═══ Data records
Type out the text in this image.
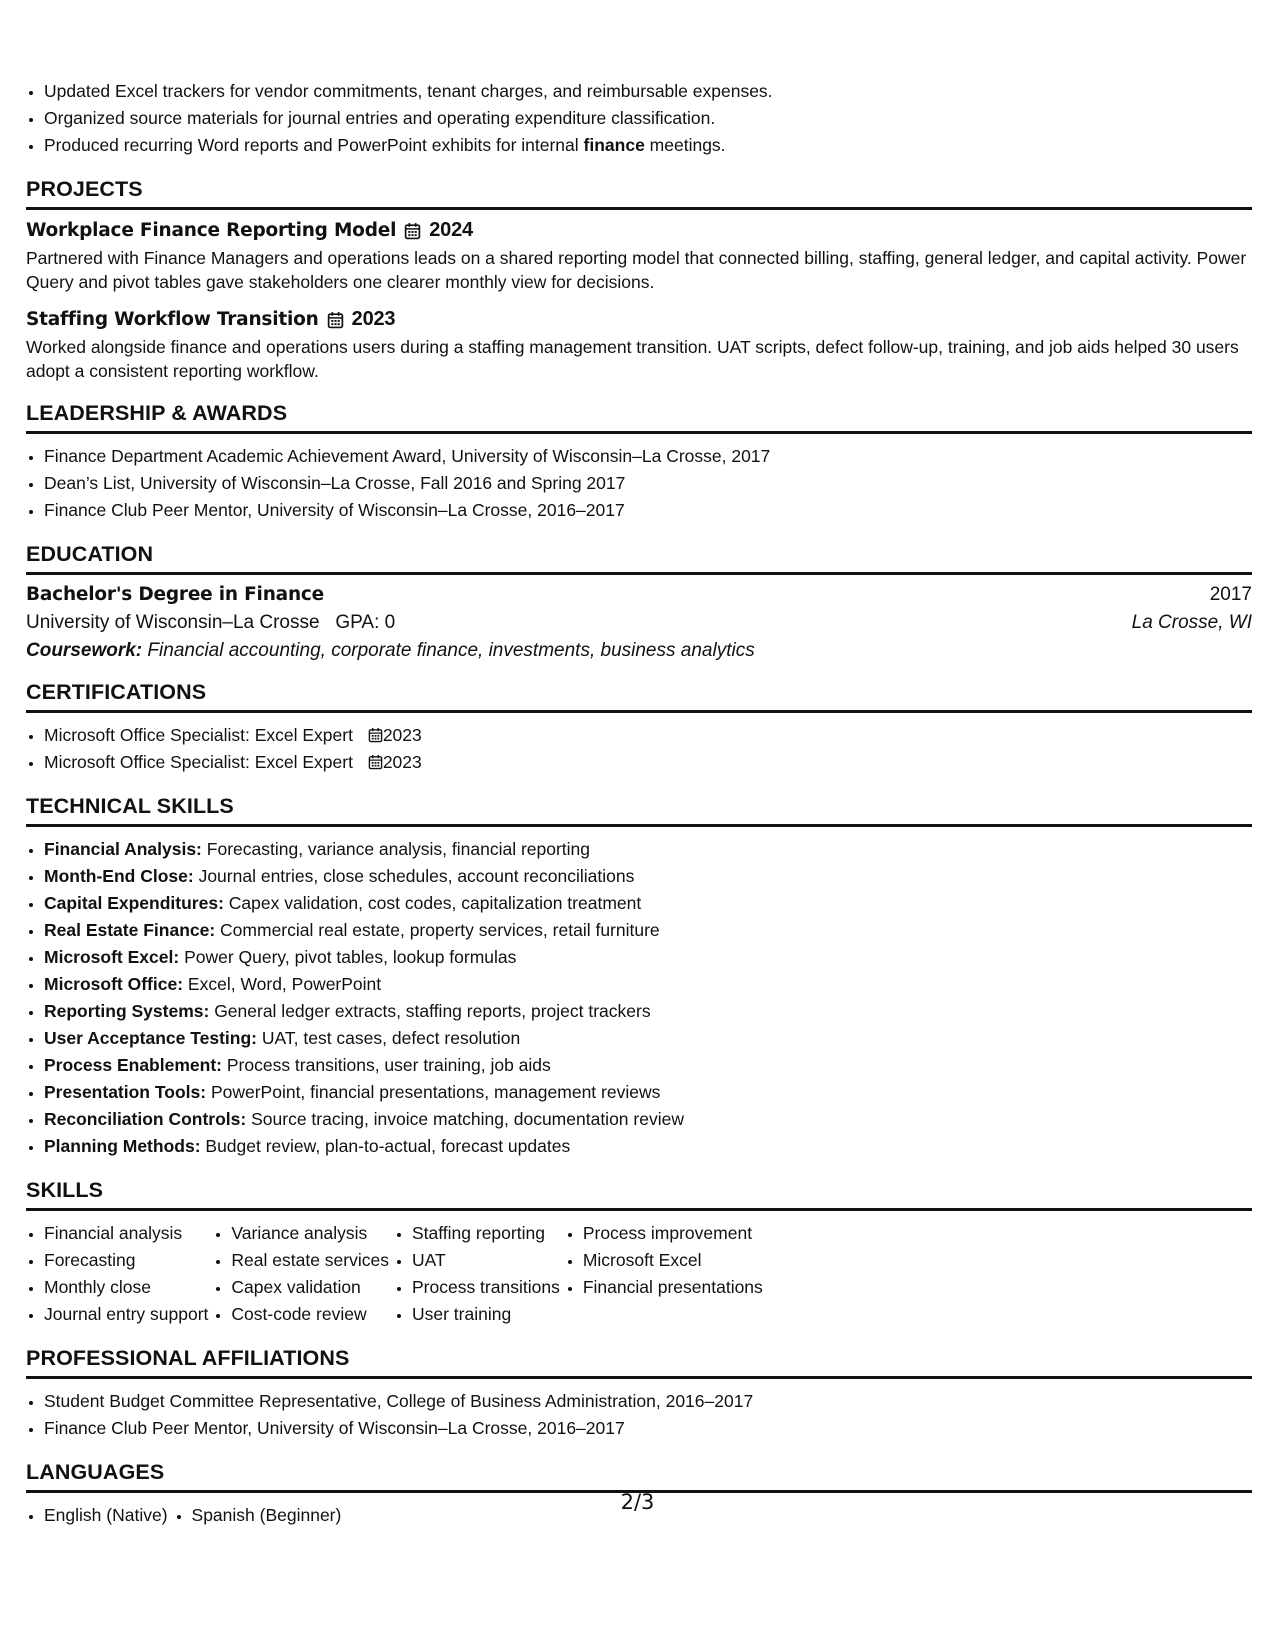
• Updated Excel trackers for vendor commitments, tenant charges, and reimbursable expenses.
• Organized source materials for journal entries and operating expenditure classification.
• Produced recurring Word reports and PowerPoint exhibits for internal finance meetings.
PROJECTS
Workplace Finance Reporting Model 2024
Partnered with Finance Managers and operations leads on a shared reporting model that connected billing, staffing, general ledger, and capital activity. Power Query and pivot tables gave stakeholders one clearer monthly view for decisions.
Staffing Workflow Transition 2023
Worked alongside finance and operations users during a staffing management transition. UAT scripts, defect follow-up, training, and job aids helped 30 users adopt a consistent reporting workflow.
LEADERSHIP & AWARDS
• Finance Department Academic Achievement Award, University of Wisconsin–La Crosse, 2017
• Dean’s List, University of Wisconsin–La Crosse, Fall 2016 and Spring 2017
• Finance Club Peer Mentor, University of Wisconsin–La Crosse, 2016–2017
EDUCATION
Bachelor's Degree in Finance	2017
University of Wisconsin–La Crosse GPA: 0	La Crosse, WI
Coursework: Financial accounting, corporate finance, investments, business analytics
CERTIFICATIONS
• Microsoft Office Specialist: Excel Expert 2023
• Microsoft Office Specialist: Excel Expert 2023
TECHNICAL SKILLS
• Financial Analysis: Forecasting, variance analysis, financial reporting
• Month-End Close: Journal entries, close schedules, account reconciliations
• Capital Expenditures: Capex validation, cost codes, capitalization treatment
• Real Estate Finance: Commercial real estate, property services, retail furniture
• Microsoft Excel: Power Query, pivot tables, lookup formulas
• Microsoft Office: Excel, Word, PowerPoint
• Reporting Systems: General ledger extracts, staffing reports, project trackers
• User Acceptance Testing: UAT, test cases, defect resolution
• Process Enablement: Process transitions, user training, job aids
• Presentation Tools: PowerPoint, financial presentations, management reviews
• Reconciliation Controls: Source tracing, invoice matching, documentation review
• Planning Methods: Budget review, plan-to-actual, forecast updates
SKILLS
• Financial analysis
• Forecasting
• Monthly close
• Journal entry support
• Variance analysis
• Real estate services
• Capex validation
• Cost-code review
• Staffing reporting
• UAT
• Process transitions
• User training
• Process improvement
• Microsoft Excel
• Financial presentations
PROFESSIONAL AFFILIATIONS
• Student Budget Committee Representative, College of Business Administration, 2016–2017
• Finance Club Peer Mentor, University of Wisconsin–La Crosse, 2016–2017
LANGUAGES
• English (Native)
• Spanish (Beginner)
2/3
══════
(Task to carry out):
Copy out each line of the data containing the string "Crosse".

(Output for this task):
• Finance Department Academic Achievement Award, University of Wisconsin–La Crosse, 2017
• Dean’s List, University of Wisconsin–La Crosse, Fall 2016 and Spring 2017
• Finance Club Peer Mentor, University of Wisconsin–La Crosse, 2016–2017
University of Wisconsin–La Crosse GPA: 0	La Crosse, WI
• Finance Club Peer Mentor, University of Wisconsin–La Crosse, 2016–2017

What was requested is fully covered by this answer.